* Text for analysis *
____

The Shire of Newstead was a local government area about 120 km northwest of Melbourne, the state capital of Victoria, Australia. The shire covered an area of 409.22 km2, and existed from 1860 until 1995.

==History==

Newstead was first incorporated as a road district on 12 October 1860, and became a shire on 7 March 1865. On 1 October 1915, the Shire of Mount Alexander, created on 20 June 1871 with an area of 135 km2, was merged into Newstead.

On 20 January 1995, the Shire of Newstead was abolished, and along with the City of Castlemaine and the Shires of Maldon and Metcalfe, was merged into the newly created Shire of Mount Alexander.

____

* Activities *
• A. According to the text on the Shire of Newstead, on what date did Newstead become a shire?
• B. Using the text on the Shire of Newstead, explain why the name "Shire of Mount Alexander" appears at two different points in the shire's history.
• C. Write the next part of the text on the Shire of Newstead, starting after its final sentence.

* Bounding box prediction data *
____

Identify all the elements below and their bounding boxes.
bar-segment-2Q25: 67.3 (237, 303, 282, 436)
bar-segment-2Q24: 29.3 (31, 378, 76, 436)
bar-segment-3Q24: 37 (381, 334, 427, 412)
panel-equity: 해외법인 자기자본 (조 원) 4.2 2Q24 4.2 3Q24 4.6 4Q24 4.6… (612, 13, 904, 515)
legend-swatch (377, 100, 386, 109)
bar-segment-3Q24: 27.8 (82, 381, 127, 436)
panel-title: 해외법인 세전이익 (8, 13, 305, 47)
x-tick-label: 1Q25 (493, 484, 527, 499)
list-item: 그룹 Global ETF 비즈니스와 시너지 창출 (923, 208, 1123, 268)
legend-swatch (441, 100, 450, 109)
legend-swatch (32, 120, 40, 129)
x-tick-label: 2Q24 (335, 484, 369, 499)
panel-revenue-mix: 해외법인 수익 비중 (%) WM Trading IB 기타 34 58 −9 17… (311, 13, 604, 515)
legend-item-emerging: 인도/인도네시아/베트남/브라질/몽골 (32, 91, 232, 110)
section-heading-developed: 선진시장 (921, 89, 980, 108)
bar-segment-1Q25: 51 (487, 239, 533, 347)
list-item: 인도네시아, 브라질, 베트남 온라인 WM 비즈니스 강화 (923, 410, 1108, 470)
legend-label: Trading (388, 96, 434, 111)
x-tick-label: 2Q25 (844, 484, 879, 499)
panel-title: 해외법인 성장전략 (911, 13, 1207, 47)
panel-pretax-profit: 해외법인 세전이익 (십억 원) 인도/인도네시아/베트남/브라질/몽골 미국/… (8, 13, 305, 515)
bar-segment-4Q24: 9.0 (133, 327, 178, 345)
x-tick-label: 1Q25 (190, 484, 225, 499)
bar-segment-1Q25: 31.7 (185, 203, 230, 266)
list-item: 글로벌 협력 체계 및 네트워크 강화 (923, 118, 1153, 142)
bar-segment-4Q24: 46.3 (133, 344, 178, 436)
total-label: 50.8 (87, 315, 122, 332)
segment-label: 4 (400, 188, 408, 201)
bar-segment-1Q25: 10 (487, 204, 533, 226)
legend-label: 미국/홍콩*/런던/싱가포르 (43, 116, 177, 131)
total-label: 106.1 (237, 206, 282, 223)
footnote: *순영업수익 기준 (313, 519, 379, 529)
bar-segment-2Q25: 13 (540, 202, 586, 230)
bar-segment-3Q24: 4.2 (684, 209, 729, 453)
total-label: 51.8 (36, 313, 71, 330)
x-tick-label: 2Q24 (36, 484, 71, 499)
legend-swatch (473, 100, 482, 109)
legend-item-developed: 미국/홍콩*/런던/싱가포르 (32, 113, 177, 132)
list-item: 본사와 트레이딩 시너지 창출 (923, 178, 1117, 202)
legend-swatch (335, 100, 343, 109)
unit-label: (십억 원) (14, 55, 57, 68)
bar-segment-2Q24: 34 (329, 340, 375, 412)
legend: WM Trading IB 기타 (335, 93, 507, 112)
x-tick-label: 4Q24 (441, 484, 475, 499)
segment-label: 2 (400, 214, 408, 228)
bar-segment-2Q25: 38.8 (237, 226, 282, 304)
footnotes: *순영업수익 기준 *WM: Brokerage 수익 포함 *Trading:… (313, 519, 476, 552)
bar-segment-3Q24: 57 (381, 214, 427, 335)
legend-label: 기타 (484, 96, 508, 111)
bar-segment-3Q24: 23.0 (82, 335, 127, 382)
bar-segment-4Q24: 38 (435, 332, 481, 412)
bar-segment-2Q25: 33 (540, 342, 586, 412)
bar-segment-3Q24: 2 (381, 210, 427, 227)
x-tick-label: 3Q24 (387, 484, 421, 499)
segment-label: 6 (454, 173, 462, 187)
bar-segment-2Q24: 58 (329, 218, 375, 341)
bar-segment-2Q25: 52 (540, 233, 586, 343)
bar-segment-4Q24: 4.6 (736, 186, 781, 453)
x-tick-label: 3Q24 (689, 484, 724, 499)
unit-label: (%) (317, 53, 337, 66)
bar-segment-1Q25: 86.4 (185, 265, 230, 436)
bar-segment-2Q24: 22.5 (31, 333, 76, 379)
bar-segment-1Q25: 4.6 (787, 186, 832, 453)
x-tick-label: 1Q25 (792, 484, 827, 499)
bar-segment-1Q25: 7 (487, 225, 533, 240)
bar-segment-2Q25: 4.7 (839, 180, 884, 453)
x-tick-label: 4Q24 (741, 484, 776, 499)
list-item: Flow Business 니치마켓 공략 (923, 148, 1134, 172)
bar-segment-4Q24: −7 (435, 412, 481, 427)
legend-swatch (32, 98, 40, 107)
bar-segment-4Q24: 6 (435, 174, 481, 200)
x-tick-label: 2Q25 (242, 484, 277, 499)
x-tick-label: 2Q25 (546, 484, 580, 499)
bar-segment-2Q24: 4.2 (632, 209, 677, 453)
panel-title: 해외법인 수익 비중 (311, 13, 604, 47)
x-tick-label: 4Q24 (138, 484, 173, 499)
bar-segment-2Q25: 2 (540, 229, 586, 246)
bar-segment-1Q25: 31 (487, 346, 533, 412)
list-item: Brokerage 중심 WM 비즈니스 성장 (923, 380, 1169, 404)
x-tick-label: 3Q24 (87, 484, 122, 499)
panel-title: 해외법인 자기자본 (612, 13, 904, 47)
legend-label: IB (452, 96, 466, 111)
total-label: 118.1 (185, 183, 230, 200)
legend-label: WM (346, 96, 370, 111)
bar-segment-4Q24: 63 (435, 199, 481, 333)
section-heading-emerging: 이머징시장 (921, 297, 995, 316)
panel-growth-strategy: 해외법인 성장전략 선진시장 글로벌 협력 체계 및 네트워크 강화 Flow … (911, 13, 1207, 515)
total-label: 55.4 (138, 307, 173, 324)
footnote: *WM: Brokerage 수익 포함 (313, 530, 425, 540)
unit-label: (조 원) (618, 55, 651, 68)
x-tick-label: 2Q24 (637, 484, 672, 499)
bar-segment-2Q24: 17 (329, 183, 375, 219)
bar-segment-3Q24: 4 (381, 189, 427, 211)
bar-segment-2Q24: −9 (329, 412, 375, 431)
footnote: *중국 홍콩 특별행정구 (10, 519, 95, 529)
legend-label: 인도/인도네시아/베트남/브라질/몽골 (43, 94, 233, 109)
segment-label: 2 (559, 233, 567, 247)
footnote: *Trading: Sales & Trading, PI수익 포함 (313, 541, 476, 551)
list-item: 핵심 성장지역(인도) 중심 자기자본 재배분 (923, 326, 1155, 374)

____

* Task-by-task answers *
• A. 7 March 1865

• B. An earlier Shire of Mount Alexander, created on 20 June 1871, was merged into Newstead on 1 October 1915. Then, on 20 January 1995, Newstead was abolished and merged with the City of Castlemaine and the Shires of Maldon and Metcalfe into a newly created Shire of Mount Alexander.

• C.
==Wards==

The Shire of Newstead was divided into four ridings, each of which elected three councillors:
- Campbells Creek Riding
- Fryers Riding
- Loddon Riding
- South Riding

==Towns and localities==
- Cairn Curran Reservoir
- Campbells Creek
- Campbelltown
- Fryerstown
- Glenluce
- Guildford
- Muckleford South
- Newstead*
- Sandon
- Strangways
- Strathlea
- Tarilta
- Vaughan
- Welshmans Reef
- Werona
- Yandoit Hills
- Yapeen

- Council seat.

==Population==

| Year | Population |
|---|---|
| 1954 | 2,088 |
| 1958 | 2,150* |
| 1961 | 1,874 |
| 1966 | 1,772 |
| 1971 | 1,622 |
| 1976 | 1,719 |
| 1981 | 1,954 |
| 1986 | 2,303 |
| 1991 | 2,821 |

- Estimate in the 1958 Victorian Year Book.